**INSTRUCTION**:
Without omitting anything, return the records precisely as given.
** Begin DATASET ENTRIES **
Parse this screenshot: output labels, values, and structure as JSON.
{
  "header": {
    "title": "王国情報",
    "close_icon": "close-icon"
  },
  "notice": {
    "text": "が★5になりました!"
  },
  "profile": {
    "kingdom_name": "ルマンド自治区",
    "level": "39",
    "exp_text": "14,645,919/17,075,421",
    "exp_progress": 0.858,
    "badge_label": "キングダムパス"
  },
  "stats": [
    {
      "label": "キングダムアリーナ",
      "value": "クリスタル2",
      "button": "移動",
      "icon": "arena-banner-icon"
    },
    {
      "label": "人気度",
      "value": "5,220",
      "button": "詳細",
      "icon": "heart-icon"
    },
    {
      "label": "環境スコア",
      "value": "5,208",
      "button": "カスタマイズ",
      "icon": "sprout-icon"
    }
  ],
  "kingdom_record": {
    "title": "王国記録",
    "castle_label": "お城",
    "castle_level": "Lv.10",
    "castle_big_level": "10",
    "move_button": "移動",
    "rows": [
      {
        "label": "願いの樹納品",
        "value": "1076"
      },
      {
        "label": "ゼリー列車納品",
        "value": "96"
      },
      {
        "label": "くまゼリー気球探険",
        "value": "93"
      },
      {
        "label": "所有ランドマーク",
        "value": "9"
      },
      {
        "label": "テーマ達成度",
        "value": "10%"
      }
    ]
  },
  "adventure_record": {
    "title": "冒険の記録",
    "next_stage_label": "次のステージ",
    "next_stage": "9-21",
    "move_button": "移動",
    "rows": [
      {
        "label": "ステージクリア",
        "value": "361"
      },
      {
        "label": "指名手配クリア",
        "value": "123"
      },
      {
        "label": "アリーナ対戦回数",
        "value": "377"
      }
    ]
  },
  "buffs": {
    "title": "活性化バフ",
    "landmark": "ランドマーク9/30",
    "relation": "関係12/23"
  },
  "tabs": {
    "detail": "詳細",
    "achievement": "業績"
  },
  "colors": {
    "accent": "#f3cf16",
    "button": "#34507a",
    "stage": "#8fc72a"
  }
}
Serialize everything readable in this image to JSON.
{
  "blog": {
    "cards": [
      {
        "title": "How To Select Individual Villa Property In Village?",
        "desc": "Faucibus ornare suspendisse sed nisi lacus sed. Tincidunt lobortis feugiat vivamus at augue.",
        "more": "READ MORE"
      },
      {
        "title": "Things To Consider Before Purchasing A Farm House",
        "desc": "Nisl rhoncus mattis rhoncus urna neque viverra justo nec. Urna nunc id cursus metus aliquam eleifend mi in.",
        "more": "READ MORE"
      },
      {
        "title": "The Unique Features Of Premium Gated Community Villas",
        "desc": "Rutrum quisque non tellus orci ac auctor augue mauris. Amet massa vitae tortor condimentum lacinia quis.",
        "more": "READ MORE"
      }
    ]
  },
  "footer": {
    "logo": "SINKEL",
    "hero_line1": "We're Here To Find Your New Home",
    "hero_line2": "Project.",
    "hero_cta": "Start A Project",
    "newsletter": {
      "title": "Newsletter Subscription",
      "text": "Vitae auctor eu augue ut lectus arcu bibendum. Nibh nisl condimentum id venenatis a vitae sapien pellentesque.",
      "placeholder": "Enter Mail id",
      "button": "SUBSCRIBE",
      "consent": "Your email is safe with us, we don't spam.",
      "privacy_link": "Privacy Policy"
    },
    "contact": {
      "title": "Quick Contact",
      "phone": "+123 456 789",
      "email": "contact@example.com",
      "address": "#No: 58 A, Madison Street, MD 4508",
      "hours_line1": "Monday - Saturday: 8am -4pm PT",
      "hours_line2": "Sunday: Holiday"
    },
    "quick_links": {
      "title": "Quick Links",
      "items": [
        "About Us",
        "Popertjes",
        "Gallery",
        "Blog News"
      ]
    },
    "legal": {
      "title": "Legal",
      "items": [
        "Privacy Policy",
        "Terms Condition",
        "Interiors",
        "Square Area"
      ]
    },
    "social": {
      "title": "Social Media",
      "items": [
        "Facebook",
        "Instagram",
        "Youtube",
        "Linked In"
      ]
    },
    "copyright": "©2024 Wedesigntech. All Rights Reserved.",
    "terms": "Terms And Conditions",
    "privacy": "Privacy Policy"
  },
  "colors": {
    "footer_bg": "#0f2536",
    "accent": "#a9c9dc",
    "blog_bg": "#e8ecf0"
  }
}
** End DATASET ENTRIES **
**ANSWER TO THE TASK**:
Parse this screenshot: output labels, values, and structure as JSON.
{
  "header": {
    "title": "王国情報",
    "close_icon": "close-icon"
  },
  "notice": {
    "text": "が★5になりました!"
  },
  "profile": {
    "kingdom_name": "ルマンド自治区",
    "level": "39",
    "exp_text": "14,645,919/17,075,421",
    "exp_progress": 0.858,
    "badge_label": "キングダムパス"
  },
  "stats": [
    {
      "label": "キングダムアリーナ",
      "value": "クリスタル2",
      "button": "移動",
      "icon": "arena-banner-icon"
    },
    {
      "label": "人気度",
      "value": "5,220",
      "button": "詳細",
      "icon": "heart-icon"
    },
    {
      "label": "環境スコア",
      "value": "5,208",
      "button": "カスタマイズ",
      "icon": "sprout-icon"
    }
  ],
  "kingdom_record": {
    "title": "王国記録",
    "castle_label": "お城",
    "castle_level": "Lv.10",
    "castle_big_level": "10",
    "move_button": "移動",
    "rows": [
      {
        "label": "願いの樹納品",
        "value": "1076"
      },
      {
        "label": "ゼリー列車納品",
        "value": "96"
      },
      {
        "label": "くまゼリー気球探険",
        "value": "93"
      },
      {
        "label": "所有ランドマーク",
        "value": "9"
      },
      {
        "label": "テーマ達成度",
        "value": "10%"
      }
    ]
  },
  "adventure_record": {
    "title": "冒険の記録",
    "next_stage_label": "次のステージ",
    "next_stage": "9-21",
    "move_button": "移動",
    "rows": [
      {
        "label": "ステージクリア",
        "value": "361"
      },
      {
        "label": "指名手配クリア",
        "value": "123"
      },
      {
        "label": "アリーナ対戦回数",
        "value": "377"
      }
    ]
  },
  "buffs": {
    "title": "活性化バフ",
    "landmark": "ランドマーク9/30",
    "relation": "関係12/23"
  },
  "tabs": {
    "detail": "詳細",
    "achievement": "業績"
  },
  "colors": {
    "accent": "#f3cf16",
    "button": "#34507a",
    "stage": "#8fc72a"
  }
}
Serialize everything readable in this image to JSON.
{
  "blog": {
    "cards": [
      {
        "title": "How To Select Individual Villa Property In Village?",
        "desc": "Faucibus ornare suspendisse sed nisi lacus sed. Tincidunt lobortis feugiat vivamus at augue.",
        "more": "READ MORE"
      },
      {
        "title": "Things To Consider Before Purchasing A Farm House",
        "desc": "Nisl rhoncus mattis rhoncus urna neque viverra justo nec. Urna nunc id cursus metus aliquam eleifend mi in.",
        "more": "READ MORE"
      },
      {
        "title": "The Unique Features Of Premium Gated Community Villas",
        "desc": "Rutrum quisque non tellus orci ac auctor augue mauris. Amet massa vitae tortor condimentum lacinia quis.",
        "more": "READ MORE"
      }
    ]
  },
  "footer": {
    "logo": "SINKEL",
    "hero_line1": "We're Here To Find Your New Home",
    "hero_line2": "Project.",
    "hero_cta": "Start A Project",
    "newsletter": {
      "title": "Newsletter Subscription",
      "text": "Vitae auctor eu augue ut lectus arcu bibendum. Nibh nisl condimentum id venenatis a vitae sapien pellentesque.",
      "placeholder": "Enter Mail id",
      "button": "SUBSCRIBE",
      "consent": "Your email is safe with us, we don't spam.",
      "privacy_link": "Privacy Policy"
    },
    "contact": {
      "title": "Quick Contact",
      "phone": "+123 456 789",
      "email": "contact@example.com",
      "address": "#No: 58 A, Madison Street, MD 4508",
      "hours_line1": "Monday - Saturday: 8am -4pm PT",
      "hours_line2": "Sunday: Holiday"
    },
    "quick_links": {
      "title": "Quick Links",
      "items": [
        "About Us",
        "Popertjes",
        "Gallery",
        "Blog News"
      ]
    },
    "legal": {
      "title": "Legal",
      "items": [
        "Privacy Policy",
        "Terms Condition",
        "Interiors",
        "Square Area"
      ]
    },
    "social": {
      "title": "Social Media",
      "items": [
        "Facebook",
        "Instagram",
        "Youtube",
        "Linked In"
      ]
    },
    "copyright": "©2024 Wedesigntech. All Rights Reserved.",
    "terms": "Terms And Conditions",
    "privacy": "Privacy Policy"
  },
  "colors": {
    "footer_bg": "#0f2536",
    "accent": "#a9c9dc",
    "blog_bg": "#e8ecf0"
  }
}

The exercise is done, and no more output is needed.